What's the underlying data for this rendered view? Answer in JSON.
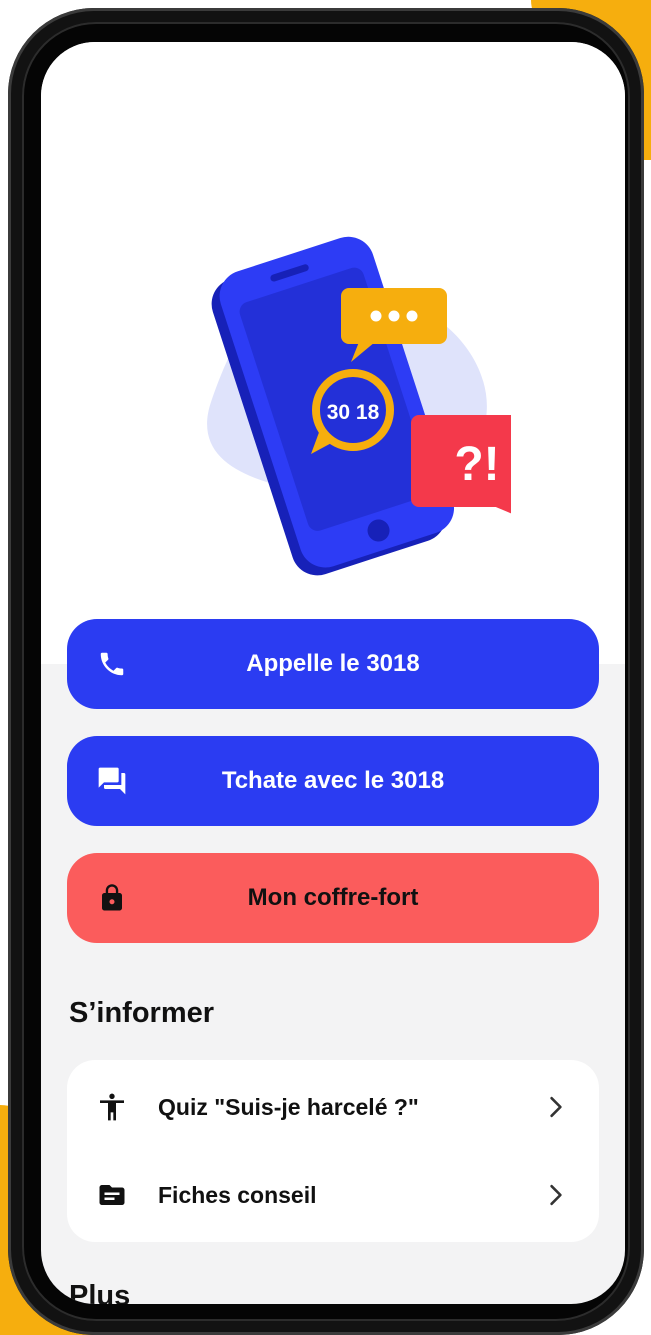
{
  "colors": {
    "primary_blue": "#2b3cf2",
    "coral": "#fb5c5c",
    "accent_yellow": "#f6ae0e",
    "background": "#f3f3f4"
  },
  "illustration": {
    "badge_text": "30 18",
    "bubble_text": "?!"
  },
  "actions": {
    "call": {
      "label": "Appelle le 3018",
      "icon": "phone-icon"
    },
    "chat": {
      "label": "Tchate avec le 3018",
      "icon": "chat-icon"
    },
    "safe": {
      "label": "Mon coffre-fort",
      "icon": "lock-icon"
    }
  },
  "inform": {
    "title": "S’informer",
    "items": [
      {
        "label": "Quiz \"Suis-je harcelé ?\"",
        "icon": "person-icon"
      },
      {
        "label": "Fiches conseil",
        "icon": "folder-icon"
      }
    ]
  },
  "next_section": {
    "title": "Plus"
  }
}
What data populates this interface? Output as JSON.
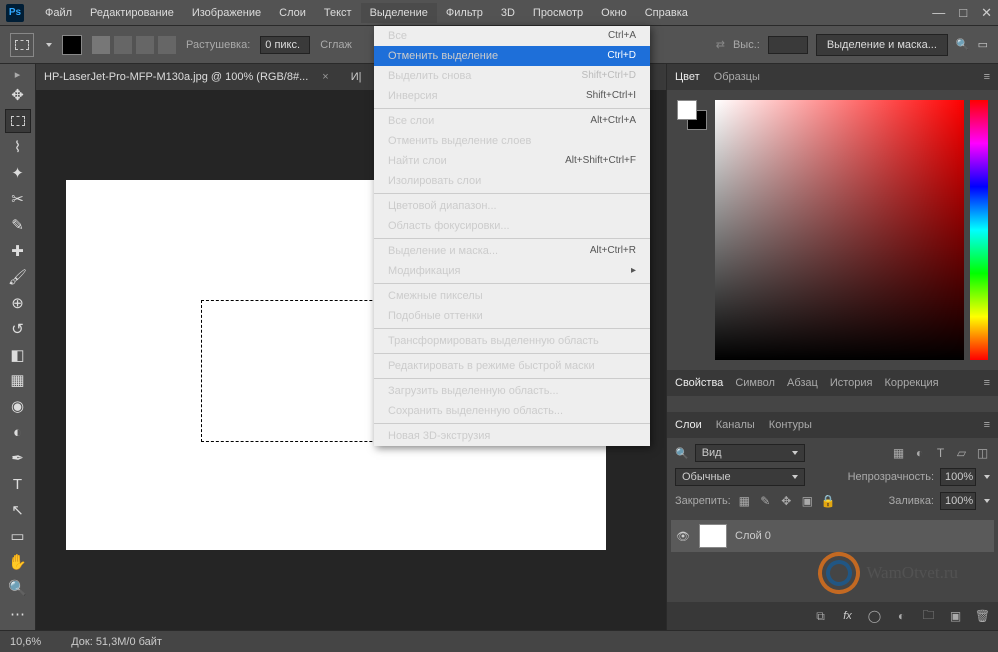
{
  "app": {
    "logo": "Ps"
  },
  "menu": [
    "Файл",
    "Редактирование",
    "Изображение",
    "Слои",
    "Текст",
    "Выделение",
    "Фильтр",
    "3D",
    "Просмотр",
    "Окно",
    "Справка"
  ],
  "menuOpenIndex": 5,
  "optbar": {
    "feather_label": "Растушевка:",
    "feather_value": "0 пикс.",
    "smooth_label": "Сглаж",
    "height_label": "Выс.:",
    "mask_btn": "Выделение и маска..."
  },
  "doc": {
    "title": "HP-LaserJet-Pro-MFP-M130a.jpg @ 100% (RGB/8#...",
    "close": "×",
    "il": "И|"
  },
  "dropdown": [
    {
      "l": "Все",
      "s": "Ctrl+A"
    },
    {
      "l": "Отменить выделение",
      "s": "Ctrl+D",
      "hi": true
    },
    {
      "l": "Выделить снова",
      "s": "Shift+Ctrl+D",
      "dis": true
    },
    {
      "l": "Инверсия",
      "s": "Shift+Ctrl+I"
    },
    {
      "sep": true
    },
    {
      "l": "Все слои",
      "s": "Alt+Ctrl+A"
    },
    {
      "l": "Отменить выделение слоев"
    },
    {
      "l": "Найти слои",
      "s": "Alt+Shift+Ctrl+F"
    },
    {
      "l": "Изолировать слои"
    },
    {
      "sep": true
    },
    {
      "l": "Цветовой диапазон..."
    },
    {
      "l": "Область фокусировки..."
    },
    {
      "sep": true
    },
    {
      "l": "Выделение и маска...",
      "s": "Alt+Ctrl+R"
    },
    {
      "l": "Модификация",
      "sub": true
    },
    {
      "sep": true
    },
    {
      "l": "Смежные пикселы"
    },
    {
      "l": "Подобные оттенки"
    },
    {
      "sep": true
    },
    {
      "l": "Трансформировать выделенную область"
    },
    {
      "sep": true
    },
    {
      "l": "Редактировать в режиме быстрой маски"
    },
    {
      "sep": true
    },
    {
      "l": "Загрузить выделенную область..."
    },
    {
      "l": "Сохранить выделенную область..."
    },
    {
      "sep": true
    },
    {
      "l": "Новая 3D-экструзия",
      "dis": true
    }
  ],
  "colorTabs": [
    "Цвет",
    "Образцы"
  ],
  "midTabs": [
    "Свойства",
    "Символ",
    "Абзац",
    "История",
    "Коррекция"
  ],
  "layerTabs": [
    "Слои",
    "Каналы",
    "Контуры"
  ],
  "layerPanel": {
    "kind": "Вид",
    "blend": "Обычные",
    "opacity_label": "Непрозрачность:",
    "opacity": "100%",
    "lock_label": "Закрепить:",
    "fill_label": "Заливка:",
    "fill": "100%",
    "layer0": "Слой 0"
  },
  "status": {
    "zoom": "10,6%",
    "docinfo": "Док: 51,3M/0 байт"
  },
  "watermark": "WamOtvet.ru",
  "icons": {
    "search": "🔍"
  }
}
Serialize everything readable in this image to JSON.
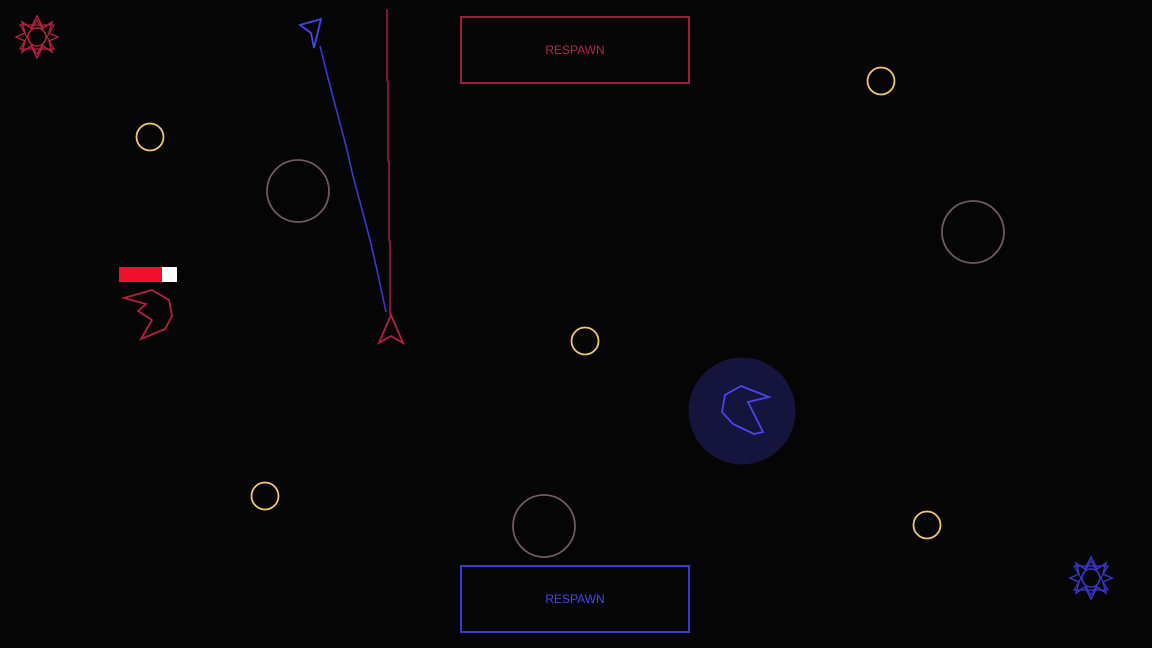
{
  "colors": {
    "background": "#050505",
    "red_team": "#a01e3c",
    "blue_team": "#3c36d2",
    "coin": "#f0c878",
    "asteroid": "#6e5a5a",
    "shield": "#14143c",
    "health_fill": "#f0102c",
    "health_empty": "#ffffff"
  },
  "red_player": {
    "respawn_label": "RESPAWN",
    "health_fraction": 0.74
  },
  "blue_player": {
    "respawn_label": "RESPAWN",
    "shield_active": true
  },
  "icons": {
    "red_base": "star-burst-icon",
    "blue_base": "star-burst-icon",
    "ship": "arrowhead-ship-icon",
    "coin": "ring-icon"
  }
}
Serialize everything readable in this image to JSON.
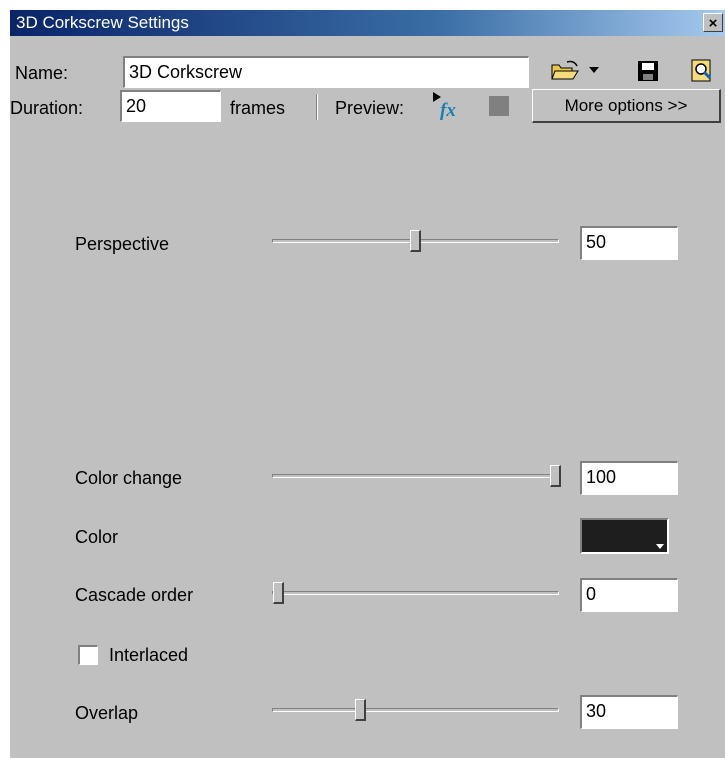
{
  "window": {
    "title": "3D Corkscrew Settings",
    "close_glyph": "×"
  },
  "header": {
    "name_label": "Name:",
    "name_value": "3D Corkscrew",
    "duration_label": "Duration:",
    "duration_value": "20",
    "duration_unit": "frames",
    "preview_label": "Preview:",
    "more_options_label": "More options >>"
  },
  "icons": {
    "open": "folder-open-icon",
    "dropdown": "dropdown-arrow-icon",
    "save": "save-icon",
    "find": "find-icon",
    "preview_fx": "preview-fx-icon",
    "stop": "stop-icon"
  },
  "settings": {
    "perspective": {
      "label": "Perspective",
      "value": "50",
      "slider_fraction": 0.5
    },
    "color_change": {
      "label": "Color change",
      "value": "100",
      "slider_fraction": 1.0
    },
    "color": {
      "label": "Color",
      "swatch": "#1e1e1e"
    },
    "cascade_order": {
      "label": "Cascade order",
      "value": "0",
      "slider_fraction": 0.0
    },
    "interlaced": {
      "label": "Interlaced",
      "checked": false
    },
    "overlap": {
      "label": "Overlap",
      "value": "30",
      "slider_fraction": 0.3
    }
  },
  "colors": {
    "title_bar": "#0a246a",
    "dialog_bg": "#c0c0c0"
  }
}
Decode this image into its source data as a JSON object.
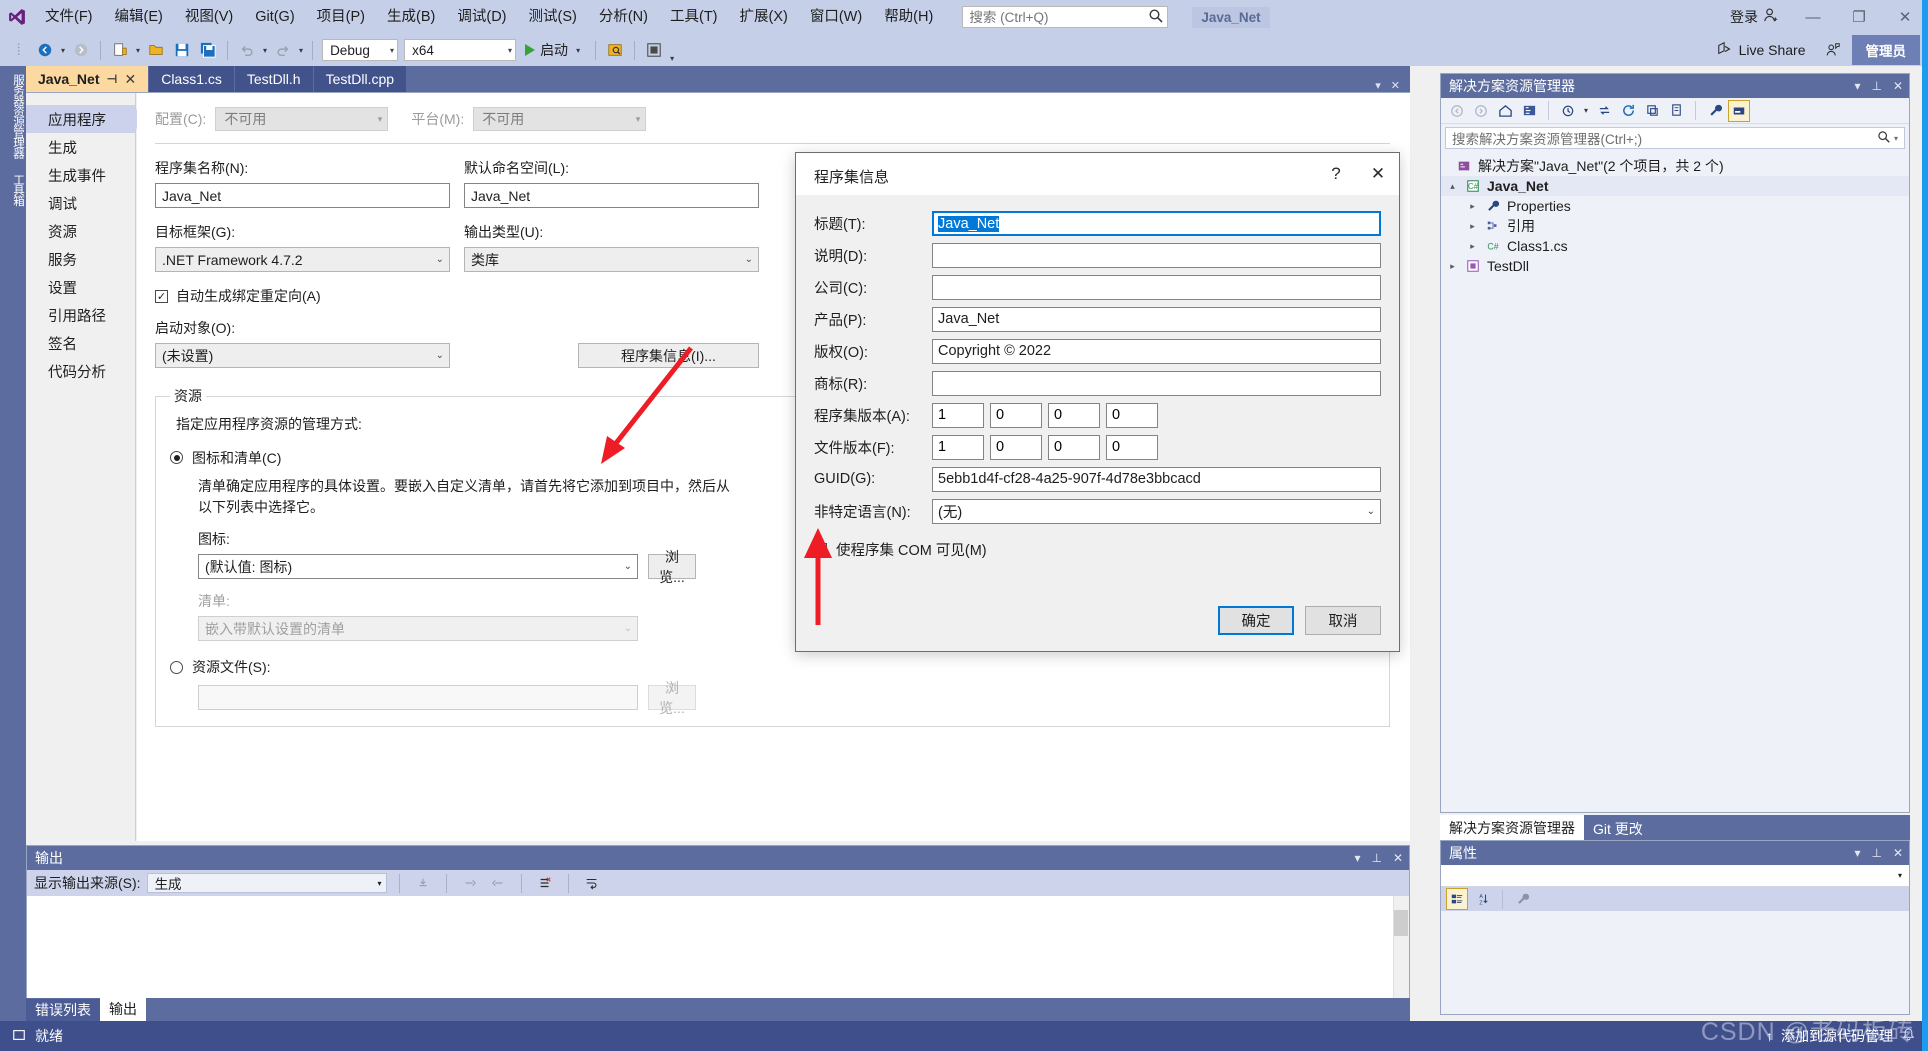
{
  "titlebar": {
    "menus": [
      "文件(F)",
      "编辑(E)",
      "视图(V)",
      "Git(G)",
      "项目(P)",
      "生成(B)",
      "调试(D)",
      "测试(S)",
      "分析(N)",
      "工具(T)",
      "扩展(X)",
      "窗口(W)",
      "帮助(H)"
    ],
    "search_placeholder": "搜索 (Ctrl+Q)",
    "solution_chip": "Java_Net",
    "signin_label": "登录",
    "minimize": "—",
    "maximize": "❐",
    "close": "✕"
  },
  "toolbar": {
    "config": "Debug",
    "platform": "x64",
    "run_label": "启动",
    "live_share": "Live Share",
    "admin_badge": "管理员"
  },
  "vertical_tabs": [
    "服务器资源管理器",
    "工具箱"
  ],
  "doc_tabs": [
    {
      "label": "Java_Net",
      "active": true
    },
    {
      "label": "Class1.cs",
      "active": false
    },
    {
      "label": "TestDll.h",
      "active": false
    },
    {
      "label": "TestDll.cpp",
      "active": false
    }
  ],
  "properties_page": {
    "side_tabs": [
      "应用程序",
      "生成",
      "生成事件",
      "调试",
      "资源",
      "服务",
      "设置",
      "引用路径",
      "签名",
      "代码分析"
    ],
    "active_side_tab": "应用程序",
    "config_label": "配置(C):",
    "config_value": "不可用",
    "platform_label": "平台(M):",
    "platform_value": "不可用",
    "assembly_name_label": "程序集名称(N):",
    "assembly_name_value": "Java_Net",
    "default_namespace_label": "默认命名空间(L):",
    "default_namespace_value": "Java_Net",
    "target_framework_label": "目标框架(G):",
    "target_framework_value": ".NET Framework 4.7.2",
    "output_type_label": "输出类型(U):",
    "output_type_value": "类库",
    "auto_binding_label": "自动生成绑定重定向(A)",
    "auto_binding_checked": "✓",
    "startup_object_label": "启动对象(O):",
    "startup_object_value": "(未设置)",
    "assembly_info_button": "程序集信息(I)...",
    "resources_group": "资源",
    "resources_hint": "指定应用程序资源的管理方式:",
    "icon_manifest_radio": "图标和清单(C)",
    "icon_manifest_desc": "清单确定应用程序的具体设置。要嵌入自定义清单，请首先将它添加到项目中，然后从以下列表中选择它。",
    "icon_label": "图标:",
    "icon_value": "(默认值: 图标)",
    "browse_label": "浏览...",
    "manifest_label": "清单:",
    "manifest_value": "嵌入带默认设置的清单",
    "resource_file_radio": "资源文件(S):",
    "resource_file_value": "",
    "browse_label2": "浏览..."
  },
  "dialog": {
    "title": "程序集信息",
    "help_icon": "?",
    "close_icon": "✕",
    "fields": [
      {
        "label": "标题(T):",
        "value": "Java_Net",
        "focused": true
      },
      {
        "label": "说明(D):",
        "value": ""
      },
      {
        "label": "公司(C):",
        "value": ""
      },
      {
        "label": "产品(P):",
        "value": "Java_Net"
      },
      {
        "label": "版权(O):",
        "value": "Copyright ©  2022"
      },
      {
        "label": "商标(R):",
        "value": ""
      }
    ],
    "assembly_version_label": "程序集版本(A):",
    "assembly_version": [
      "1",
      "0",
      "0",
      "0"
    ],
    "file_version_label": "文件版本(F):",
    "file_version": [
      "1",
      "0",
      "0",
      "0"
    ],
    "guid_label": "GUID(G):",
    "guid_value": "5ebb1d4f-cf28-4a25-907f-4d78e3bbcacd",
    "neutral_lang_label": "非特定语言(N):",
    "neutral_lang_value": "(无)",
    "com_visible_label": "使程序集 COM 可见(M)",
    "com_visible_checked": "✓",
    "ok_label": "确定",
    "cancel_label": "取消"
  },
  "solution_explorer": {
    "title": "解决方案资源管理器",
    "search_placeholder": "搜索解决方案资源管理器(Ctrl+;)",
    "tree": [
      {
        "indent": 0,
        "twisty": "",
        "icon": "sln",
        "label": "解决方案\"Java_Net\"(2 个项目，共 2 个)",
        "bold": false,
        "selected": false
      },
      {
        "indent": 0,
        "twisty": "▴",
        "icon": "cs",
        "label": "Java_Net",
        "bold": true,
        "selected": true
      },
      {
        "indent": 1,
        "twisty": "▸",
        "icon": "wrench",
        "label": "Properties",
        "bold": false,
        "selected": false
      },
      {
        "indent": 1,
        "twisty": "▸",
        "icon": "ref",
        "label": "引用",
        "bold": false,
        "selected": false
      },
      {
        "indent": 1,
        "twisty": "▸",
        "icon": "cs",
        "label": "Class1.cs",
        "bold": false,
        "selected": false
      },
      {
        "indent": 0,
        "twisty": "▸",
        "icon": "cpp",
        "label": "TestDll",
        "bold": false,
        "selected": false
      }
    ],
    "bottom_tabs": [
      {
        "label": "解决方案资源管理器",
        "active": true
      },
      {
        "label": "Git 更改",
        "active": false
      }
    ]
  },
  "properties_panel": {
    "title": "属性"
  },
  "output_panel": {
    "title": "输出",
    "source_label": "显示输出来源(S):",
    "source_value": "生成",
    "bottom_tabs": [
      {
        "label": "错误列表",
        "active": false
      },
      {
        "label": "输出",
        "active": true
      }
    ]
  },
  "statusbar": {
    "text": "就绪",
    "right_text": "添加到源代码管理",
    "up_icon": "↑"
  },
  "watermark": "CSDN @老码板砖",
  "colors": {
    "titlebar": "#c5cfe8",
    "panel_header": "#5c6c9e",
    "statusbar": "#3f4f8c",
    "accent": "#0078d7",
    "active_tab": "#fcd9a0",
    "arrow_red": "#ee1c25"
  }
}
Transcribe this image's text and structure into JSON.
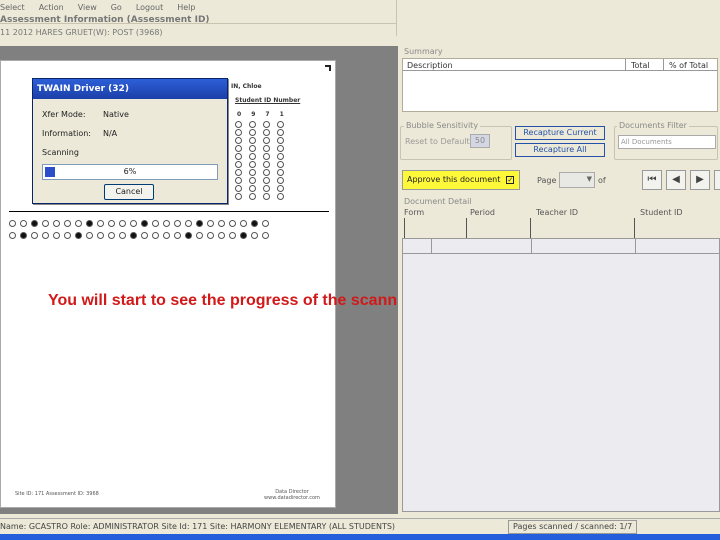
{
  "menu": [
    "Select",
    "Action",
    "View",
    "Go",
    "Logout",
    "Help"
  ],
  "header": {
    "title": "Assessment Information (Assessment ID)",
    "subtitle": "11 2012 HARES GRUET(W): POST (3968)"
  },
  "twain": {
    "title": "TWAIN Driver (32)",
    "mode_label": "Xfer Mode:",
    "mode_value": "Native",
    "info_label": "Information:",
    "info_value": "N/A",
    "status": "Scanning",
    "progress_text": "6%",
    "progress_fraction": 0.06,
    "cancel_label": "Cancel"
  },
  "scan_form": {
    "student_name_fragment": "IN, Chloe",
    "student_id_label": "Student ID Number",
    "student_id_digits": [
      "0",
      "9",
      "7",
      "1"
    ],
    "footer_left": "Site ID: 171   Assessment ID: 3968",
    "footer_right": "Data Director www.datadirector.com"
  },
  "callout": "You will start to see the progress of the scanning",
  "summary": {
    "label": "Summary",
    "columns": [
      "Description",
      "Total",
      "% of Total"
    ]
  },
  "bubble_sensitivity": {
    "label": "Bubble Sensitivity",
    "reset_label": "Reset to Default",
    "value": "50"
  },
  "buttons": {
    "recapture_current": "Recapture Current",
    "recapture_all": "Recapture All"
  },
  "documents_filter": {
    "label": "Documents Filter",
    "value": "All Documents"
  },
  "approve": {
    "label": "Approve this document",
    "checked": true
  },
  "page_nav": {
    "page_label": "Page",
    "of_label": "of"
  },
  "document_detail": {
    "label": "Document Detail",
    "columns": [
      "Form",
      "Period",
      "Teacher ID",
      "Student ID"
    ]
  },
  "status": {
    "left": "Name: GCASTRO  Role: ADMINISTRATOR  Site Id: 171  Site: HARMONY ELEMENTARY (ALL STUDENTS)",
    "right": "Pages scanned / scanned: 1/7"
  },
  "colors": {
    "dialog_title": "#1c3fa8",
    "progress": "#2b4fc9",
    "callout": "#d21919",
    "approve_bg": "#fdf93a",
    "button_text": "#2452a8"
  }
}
========================
_DIRECTIVE_
Which lines above contain the word "JSON"? Copy each of them.

_CORRECT RESULT_
What's the underlying data for this rendered view? Answer in JSON.
What data populates this interface? Output as JSON.
Serialize everything readable in this image to JSON.
Serialize everything readable in this image to JSON.
Decode this image into its source data as a JSON object.
Transcribe this image's text and structure into JSON.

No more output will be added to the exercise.